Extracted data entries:
(begin)

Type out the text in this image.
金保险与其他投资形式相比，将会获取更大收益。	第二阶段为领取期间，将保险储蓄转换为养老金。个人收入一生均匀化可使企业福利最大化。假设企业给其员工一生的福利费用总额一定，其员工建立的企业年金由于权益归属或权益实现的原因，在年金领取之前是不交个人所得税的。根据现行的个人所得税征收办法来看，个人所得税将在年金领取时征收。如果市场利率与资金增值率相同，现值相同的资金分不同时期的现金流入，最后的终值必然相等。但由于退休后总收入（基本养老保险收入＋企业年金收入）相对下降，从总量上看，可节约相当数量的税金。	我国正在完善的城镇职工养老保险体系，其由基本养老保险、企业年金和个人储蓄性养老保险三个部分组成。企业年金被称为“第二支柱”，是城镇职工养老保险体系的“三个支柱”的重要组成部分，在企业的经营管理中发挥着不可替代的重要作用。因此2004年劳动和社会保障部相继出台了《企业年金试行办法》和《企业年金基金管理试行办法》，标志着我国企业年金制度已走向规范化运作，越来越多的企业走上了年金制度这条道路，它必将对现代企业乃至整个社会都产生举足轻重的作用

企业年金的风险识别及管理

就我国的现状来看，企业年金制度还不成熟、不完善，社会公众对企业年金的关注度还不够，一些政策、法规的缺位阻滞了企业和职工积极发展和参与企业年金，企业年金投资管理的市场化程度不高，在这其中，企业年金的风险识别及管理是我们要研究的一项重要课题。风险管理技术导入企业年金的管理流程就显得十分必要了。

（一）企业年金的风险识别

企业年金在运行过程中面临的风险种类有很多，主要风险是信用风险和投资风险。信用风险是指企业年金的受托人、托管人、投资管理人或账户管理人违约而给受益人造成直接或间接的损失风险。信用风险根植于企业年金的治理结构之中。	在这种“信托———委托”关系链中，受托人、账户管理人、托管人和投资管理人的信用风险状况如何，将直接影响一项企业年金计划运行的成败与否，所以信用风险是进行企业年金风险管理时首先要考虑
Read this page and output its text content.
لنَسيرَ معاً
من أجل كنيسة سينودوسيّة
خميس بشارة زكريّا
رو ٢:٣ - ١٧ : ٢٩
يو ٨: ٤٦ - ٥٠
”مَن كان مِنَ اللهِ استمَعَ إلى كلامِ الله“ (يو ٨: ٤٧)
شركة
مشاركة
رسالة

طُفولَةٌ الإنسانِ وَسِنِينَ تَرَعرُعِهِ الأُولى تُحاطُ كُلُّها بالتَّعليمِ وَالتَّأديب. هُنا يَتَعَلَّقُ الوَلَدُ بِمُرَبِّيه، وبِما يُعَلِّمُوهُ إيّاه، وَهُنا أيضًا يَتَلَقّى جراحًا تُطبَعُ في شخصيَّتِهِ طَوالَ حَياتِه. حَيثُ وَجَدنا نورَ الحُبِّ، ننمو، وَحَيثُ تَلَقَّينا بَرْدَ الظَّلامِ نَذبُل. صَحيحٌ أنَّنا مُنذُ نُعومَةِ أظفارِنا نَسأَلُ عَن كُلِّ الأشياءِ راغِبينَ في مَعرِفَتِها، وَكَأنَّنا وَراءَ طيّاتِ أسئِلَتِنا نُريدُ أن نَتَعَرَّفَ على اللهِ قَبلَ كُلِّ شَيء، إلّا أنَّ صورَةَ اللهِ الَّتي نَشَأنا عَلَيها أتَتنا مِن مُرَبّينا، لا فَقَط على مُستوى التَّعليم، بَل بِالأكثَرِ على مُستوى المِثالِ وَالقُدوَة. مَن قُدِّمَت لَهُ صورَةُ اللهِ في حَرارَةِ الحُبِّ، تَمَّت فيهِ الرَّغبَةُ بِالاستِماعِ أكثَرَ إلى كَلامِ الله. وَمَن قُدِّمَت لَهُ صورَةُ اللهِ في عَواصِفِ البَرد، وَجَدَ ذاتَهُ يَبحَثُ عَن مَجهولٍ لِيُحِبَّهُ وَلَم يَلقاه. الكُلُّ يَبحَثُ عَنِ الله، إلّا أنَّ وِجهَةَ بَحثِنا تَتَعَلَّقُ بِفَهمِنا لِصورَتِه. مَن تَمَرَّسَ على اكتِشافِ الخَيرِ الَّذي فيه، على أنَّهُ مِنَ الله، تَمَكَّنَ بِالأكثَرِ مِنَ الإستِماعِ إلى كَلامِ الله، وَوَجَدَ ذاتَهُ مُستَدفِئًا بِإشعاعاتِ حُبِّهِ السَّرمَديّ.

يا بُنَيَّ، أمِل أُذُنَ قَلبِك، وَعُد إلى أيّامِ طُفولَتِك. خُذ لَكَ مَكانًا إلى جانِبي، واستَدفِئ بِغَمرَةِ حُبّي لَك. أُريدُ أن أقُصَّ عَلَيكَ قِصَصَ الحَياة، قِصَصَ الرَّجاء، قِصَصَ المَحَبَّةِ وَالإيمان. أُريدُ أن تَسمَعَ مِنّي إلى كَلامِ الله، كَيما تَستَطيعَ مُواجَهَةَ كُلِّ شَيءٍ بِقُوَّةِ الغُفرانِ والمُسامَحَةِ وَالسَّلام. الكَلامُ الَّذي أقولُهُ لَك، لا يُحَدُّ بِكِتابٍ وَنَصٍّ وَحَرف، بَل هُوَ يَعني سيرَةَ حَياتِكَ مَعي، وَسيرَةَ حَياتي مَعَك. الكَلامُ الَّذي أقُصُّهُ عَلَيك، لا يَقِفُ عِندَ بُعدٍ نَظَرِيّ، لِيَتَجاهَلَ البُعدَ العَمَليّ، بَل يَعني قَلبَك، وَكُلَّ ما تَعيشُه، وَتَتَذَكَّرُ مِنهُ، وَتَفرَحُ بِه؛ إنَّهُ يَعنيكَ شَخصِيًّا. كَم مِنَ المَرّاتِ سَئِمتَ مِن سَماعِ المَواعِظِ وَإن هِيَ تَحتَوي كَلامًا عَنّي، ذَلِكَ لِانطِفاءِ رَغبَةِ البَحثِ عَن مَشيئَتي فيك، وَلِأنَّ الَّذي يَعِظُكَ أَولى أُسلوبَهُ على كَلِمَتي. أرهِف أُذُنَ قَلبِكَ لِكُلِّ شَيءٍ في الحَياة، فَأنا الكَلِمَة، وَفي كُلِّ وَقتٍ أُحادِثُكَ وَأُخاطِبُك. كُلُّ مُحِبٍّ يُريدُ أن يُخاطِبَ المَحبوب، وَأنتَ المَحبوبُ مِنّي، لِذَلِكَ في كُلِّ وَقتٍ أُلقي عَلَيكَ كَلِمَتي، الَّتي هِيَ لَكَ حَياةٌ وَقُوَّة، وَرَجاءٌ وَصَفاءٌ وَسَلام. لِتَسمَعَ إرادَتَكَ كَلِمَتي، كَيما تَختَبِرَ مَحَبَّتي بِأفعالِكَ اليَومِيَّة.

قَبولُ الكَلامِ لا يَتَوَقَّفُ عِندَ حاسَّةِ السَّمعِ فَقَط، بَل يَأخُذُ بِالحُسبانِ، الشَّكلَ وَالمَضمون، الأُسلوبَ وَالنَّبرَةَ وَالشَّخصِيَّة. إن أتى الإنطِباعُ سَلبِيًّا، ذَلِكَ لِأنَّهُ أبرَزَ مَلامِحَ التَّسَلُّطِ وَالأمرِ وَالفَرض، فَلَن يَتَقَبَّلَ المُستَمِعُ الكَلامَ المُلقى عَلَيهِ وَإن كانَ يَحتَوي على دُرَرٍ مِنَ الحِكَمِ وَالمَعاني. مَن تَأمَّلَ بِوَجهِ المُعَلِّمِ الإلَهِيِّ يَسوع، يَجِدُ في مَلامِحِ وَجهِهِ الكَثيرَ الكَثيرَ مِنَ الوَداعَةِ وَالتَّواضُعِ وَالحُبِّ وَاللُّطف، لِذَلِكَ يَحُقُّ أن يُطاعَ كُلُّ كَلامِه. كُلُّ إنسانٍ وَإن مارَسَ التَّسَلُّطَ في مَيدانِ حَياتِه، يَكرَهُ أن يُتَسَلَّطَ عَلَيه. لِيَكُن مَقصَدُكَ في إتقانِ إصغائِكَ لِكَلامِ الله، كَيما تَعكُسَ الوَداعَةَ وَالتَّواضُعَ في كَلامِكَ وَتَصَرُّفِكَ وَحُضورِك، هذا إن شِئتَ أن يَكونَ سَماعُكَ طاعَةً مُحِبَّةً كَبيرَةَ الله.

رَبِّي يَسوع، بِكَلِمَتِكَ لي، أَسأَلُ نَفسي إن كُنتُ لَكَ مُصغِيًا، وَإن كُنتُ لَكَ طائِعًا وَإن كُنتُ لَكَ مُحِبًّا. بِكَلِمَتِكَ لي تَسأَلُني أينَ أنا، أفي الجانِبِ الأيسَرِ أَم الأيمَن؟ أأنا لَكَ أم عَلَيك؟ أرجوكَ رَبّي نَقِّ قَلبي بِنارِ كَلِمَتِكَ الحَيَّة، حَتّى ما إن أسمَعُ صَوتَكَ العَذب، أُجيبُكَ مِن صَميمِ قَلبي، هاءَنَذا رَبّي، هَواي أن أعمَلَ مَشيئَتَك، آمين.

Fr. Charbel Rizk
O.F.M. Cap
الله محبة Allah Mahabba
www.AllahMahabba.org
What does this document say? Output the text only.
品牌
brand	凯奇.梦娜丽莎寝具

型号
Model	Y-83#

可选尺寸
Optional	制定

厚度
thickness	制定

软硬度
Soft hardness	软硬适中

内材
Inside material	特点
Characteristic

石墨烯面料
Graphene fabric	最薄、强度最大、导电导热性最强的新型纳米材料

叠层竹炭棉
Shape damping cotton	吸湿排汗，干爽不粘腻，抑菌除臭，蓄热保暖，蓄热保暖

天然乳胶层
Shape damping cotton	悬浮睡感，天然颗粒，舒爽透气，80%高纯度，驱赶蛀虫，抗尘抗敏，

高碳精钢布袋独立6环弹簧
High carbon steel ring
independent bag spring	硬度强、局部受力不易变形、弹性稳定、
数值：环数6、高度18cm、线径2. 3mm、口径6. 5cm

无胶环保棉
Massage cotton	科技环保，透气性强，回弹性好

(end)

* [Task statement]: Using the records above, say how many lines include the string "cotton". Only the number is wanted.

* [Response]: 3